■ EXERCISE MATERIALS:
-.-.-

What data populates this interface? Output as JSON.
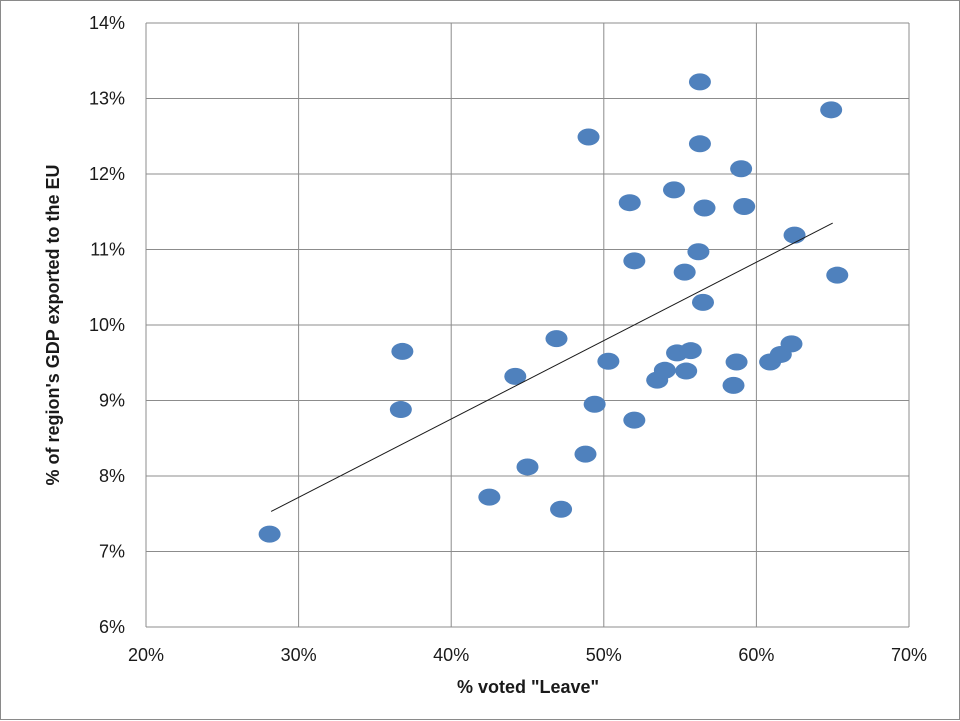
{
  "chart_data": {
    "type": "scatter",
    "xlabel": "% voted \"Leave\"",
    "ylabel": "% of region's GDP exported to the EU",
    "xlim": [
      20,
      70
    ],
    "ylim": [
      6,
      14
    ],
    "x_ticks": [
      20,
      30,
      40,
      50,
      60,
      70
    ],
    "y_ticks": [
      6,
      7,
      8,
      9,
      10,
      11,
      12,
      13,
      14
    ],
    "x_tick_labels": [
      "20%",
      "30%",
      "40%",
      "50%",
      "60%",
      "70%"
    ],
    "y_tick_labels": [
      "6%",
      "7%",
      "8%",
      "9%",
      "10%",
      "11%",
      "12%",
      "13%",
      "14%"
    ],
    "grid": true,
    "legend": "none",
    "point_color": "#4f81bd",
    "trendline_color": "#1a1a1a",
    "trendline": {
      "type": "linear",
      "x": [
        28.2,
        65.0
      ],
      "y": [
        7.53,
        11.35
      ]
    },
    "series": [
      {
        "points": [
          {
            "x": 28.1,
            "y": 7.23
          },
          {
            "x": 36.8,
            "y": 9.65
          },
          {
            "x": 36.7,
            "y": 8.88
          },
          {
            "x": 42.5,
            "y": 7.72
          },
          {
            "x": 44.2,
            "y": 9.32
          },
          {
            "x": 45.0,
            "y": 8.12
          },
          {
            "x": 46.9,
            "y": 9.82
          },
          {
            "x": 47.2,
            "y": 7.56
          },
          {
            "x": 48.8,
            "y": 8.29
          },
          {
            "x": 49.0,
            "y": 12.49
          },
          {
            "x": 49.4,
            "y": 8.95
          },
          {
            "x": 50.3,
            "y": 9.52
          },
          {
            "x": 51.7,
            "y": 11.62
          },
          {
            "x": 52.0,
            "y": 10.85
          },
          {
            "x": 52.0,
            "y": 8.74
          },
          {
            "x": 53.5,
            "y": 9.27
          },
          {
            "x": 54.0,
            "y": 9.4
          },
          {
            "x": 54.6,
            "y": 11.79
          },
          {
            "x": 54.8,
            "y": 9.63
          },
          {
            "x": 55.3,
            "y": 10.7
          },
          {
            "x": 55.4,
            "y": 9.39
          },
          {
            "x": 55.7,
            "y": 9.66
          },
          {
            "x": 56.2,
            "y": 10.97
          },
          {
            "x": 56.3,
            "y": 13.22
          },
          {
            "x": 56.3,
            "y": 12.4
          },
          {
            "x": 56.5,
            "y": 10.3
          },
          {
            "x": 56.6,
            "y": 11.55
          },
          {
            "x": 58.5,
            "y": 9.2
          },
          {
            "x": 58.7,
            "y": 9.51
          },
          {
            "x": 59.0,
            "y": 12.07
          },
          {
            "x": 59.2,
            "y": 11.57
          },
          {
            "x": 60.9,
            "y": 9.51
          },
          {
            "x": 61.6,
            "y": 9.61
          },
          {
            "x": 62.3,
            "y": 9.75
          },
          {
            "x": 62.5,
            "y": 11.19
          },
          {
            "x": 64.9,
            "y": 12.85
          },
          {
            "x": 65.3,
            "y": 10.66
          }
        ]
      }
    ]
  }
}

-.-.-

■ WHAT IS EXPECTED:
Return each line exactly as written. Any picture gets left out.

■ COMPLETED TASK:
What data populates this interface? Output as JSON.
{
  "chart_data": {
    "type": "scatter",
    "xlabel": "% voted \"Leave\"",
    "ylabel": "% of region's GDP exported to the EU",
    "xlim": [
      20,
      70
    ],
    "ylim": [
      6,
      14
    ],
    "x_ticks": [
      20,
      30,
      40,
      50,
      60,
      70
    ],
    "y_ticks": [
      6,
      7,
      8,
      9,
      10,
      11,
      12,
      13,
      14
    ],
    "x_tick_labels": [
      "20%",
      "30%",
      "40%",
      "50%",
      "60%",
      "70%"
    ],
    "y_tick_labels": [
      "6%",
      "7%",
      "8%",
      "9%",
      "10%",
      "11%",
      "12%",
      "13%",
      "14%"
    ],
    "grid": true,
    "legend": "none",
    "point_color": "#4f81bd",
    "trendline_color": "#1a1a1a",
    "trendline": {
      "type": "linear",
      "x": [
        28.2,
        65.0
      ],
      "y": [
        7.53,
        11.35
      ]
    },
    "series": [
      {
        "points": [
          {
            "x": 28.1,
            "y": 7.23
          },
          {
            "x": 36.8,
            "y": 9.65
          },
          {
            "x": 36.7,
            "y": 8.88
          },
          {
            "x": 42.5,
            "y": 7.72
          },
          {
            "x": 44.2,
            "y": 9.32
          },
          {
            "x": 45.0,
            "y": 8.12
          },
          {
            "x": 46.9,
            "y": 9.82
          },
          {
            "x": 47.2,
            "y": 7.56
          },
          {
            "x": 48.8,
            "y": 8.29
          },
          {
            "x": 49.0,
            "y": 12.49
          },
          {
            "x": 49.4,
            "y": 8.95
          },
          {
            "x": 50.3,
            "y": 9.52
          },
          {
            "x": 51.7,
            "y": 11.62
          },
          {
            "x": 52.0,
            "y": 10.85
          },
          {
            "x": 52.0,
            "y": 8.74
          },
          {
            "x": 53.5,
            "y": 9.27
          },
          {
            "x": 54.0,
            "y": 9.4
          },
          {
            "x": 54.6,
            "y": 11.79
          },
          {
            "x": 54.8,
            "y": 9.63
          },
          {
            "x": 55.3,
            "y": 10.7
          },
          {
            "x": 55.4,
            "y": 9.39
          },
          {
            "x": 55.7,
            "y": 9.66
          },
          {
            "x": 56.2,
            "y": 10.97
          },
          {
            "x": 56.3,
            "y": 13.22
          },
          {
            "x": 56.3,
            "y": 12.4
          },
          {
            "x": 56.5,
            "y": 10.3
          },
          {
            "x": 56.6,
            "y": 11.55
          },
          {
            "x": 58.5,
            "y": 9.2
          },
          {
            "x": 58.7,
            "y": 9.51
          },
          {
            "x": 59.0,
            "y": 12.07
          },
          {
            "x": 59.2,
            "y": 11.57
          },
          {
            "x": 60.9,
            "y": 9.51
          },
          {
            "x": 61.6,
            "y": 9.61
          },
          {
            "x": 62.3,
            "y": 9.75
          },
          {
            "x": 62.5,
            "y": 11.19
          },
          {
            "x": 64.9,
            "y": 12.85
          },
          {
            "x": 65.3,
            "y": 10.66
          }
        ]
      }
    ]
  }
}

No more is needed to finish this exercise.